# Aufgabe 1
Nenne bitte alle Länder, die im Text zum Schweizer Bildungssystem vorkommen.
# Aufgabe 2
Liefere eine Fortsetzung des Textes zum Schweizer Bildungssystem, die an seinen letzten Satz anschließt.

# Vorliegender Text
★ ★ ★ ★ ★ ★ ★

wirklichen Leistungen von Schülerinnen, Schülern und Schulen sein können, sei
nur daran erinnert, dass das Schweizer Mathematik-Ergebnis aus Pisa 2012 das
europaweit beste ist, zusammen mit Liechtenstein und den Niederlanden.
Oder: Zbindens
lakonische Qualifikation der Ausschöpfung des Begabungspotenzials ausländischer
Zuwanderer als «unzureichend» kontrastiert stark zu den über 92 Prozent
Abschlüssen der Sekundarstufe II in der Altersgruppe der 16- bis 24-Jährigen in
der Schweiz, einem internationalen Spitzenwert; bei den in der Schweiz
Geborenen, die mithin die Bildungslaufbahn vollständig hier durchlaufen haben,
sind es gar 95 Prozent. Das zeigt einerseits die hohe Leistung des Schweizer
Systems, anderseits aber auch, dass wir uns für die Gruppe der später
Dazugekommenen tatsächlich weiter anstrengen müssen; Bund und Kantone haben
sich denn auch in den letzten Jahren das ehrgeizige Ziel gesetzt, die 95
Prozent für alle 16- bis 24-Jährigen zu erreichen.

★ ★ ★ ★ ★ ★ ★

# Aufgeführte Daten
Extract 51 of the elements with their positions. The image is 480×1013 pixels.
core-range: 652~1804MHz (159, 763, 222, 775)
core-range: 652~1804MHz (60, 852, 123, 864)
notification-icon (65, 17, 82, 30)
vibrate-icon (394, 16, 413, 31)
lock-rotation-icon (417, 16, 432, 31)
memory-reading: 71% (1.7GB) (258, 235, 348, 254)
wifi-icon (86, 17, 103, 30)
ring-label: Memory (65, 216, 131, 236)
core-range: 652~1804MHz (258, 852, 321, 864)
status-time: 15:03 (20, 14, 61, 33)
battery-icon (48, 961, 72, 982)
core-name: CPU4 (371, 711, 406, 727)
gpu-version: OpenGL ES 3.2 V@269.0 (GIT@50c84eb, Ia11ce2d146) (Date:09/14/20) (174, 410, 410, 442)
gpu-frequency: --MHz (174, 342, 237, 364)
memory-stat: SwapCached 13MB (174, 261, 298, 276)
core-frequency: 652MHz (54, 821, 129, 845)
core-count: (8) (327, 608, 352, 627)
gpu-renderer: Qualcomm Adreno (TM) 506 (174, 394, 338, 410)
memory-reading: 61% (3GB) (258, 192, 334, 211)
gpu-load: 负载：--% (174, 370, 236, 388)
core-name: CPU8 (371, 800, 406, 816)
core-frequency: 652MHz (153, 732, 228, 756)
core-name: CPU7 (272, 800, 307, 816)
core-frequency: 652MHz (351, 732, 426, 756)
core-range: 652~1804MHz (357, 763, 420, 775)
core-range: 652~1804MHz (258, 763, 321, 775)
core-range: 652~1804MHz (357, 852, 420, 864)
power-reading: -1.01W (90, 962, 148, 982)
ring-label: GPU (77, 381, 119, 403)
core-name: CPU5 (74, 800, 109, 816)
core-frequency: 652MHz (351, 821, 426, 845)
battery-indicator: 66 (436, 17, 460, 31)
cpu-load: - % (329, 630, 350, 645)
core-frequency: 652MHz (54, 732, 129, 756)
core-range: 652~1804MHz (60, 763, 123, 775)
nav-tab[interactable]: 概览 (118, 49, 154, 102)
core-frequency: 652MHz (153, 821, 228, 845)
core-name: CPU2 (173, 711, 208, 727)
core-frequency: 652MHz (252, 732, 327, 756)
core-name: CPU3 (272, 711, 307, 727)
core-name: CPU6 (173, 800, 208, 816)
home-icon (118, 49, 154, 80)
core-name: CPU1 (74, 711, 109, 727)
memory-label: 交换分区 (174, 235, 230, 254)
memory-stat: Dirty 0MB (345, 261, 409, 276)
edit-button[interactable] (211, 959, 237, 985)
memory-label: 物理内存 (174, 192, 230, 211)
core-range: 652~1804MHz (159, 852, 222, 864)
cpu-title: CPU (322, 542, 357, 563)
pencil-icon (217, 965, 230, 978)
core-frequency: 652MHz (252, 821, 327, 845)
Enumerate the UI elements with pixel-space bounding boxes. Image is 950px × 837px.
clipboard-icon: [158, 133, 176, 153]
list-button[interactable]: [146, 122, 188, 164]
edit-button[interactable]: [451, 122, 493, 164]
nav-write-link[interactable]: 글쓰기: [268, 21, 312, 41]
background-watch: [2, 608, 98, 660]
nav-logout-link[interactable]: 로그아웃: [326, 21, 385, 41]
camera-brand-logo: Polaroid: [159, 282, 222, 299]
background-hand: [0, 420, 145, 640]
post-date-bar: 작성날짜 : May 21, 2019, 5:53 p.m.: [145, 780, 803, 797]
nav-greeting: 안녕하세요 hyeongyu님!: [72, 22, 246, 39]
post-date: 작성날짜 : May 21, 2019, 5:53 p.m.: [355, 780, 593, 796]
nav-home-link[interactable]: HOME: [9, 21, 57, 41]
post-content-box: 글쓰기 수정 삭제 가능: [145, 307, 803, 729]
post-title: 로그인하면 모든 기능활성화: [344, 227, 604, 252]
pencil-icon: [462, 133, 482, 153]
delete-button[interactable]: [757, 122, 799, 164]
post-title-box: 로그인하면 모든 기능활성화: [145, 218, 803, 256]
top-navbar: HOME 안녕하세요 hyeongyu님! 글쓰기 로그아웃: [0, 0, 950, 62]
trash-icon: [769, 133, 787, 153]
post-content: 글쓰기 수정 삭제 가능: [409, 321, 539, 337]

★ ★ ★ ★ ★ ★ ★

# Erwartete Antwort 1
Schweiz, Liechtenstein, Niederlande

# Erwartete Antwort 2
Aber nicht nur
zu einzelnen Fakten zeichnet Zbinden ein falsches Bild. Auch in der Betrachtung
der Dynamik des Systems und der verantwortlichen Akteure blendet er das
Wesentliche aus. So beim Vorwurf, wir würden uns den Luxus leisten, «den
Bildungsföderalismus mit seinem kollektiven Wissen und seinen vielfältigen
Erfahrungen zu wenig für das gesamte Bildungswesen zu nutzen». Dem ist nicht
so. Dieses Wissen wird sehr gut aufgearbeitet und zugänglich gemacht. Sei es im
Netzwerk der Schweizerischen Konferenz der kantonalen Erziehungsdirektoren
(EDK), sei es durch Good-Practice-Berichte, sei es nicht zuletzt durch das
Informations- und Dokumentationszentrum IDES der EDK. Diese Einrichtung der EDK
ist schweizweit zweifellos einmalig. Sie arbeitet in vielen Fragen direkt mit
den kantonalen Bildungsdepartementen zusammen und steht gleichzeitig im Dienste
derselben. So kann IDES mit verhältnismässig wenig Aufwand viel Wissen über das
schweizerische Schulsystem und seine kantonalen Ausprägungen generieren, es
macht dieses Wissen zugänglich und ermöglicht so den Akteuren aller Stufen und
Bereiche, voneinander zu lernen und Erfahrungen aus anderen Kantonen und
Institutionen bei der eigenen Entscheidfindung zu berücksichtigen. Gleichzeitig
werden die von IDES gesammelten Informationen auch im gesamtschweizerischen
Bildungsmonitoring und in der Bildungsforschung aufgenommen und dort weiter
vertieft und analysiert.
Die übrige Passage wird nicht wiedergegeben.